THE TASK => Gather the lines from the material that contain "label".

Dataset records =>
——
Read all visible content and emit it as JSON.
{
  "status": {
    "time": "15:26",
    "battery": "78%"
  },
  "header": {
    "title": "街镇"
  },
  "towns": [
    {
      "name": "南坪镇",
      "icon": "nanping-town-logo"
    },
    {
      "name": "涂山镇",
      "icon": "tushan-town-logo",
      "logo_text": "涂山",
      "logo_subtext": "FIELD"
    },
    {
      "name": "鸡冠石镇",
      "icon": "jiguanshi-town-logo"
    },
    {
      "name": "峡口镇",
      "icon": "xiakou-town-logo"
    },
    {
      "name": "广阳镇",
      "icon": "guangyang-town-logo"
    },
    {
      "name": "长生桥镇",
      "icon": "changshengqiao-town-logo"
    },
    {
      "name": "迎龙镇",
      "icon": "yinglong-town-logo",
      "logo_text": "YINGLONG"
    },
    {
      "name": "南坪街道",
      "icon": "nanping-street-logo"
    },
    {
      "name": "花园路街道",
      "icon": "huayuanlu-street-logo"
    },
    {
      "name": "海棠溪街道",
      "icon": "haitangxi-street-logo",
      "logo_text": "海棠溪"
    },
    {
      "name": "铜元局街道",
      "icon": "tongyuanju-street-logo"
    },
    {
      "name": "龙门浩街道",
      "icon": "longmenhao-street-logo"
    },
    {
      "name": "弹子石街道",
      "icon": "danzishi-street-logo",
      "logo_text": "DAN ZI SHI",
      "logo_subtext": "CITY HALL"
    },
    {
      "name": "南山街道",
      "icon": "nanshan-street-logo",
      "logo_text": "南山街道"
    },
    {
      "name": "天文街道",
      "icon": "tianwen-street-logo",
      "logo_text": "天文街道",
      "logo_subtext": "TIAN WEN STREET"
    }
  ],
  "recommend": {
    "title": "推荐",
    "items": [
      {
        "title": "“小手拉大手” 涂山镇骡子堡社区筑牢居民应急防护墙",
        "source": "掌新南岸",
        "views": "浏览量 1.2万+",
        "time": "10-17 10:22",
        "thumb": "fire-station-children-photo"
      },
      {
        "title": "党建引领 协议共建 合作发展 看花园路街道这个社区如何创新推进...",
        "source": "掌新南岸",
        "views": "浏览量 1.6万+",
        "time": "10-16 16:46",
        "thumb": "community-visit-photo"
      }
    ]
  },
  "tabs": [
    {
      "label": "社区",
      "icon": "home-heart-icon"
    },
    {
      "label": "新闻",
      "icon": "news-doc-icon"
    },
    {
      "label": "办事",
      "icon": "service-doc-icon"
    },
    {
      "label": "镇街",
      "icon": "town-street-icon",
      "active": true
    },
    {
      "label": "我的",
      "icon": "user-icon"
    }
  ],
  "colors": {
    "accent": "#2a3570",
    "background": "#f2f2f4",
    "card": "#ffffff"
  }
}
——
WRITTEN SOLUTION =>
      "label": "社区",
      "label": "新闻",
      "label": "办事",
      "label": "镇街",
      "label": "我的",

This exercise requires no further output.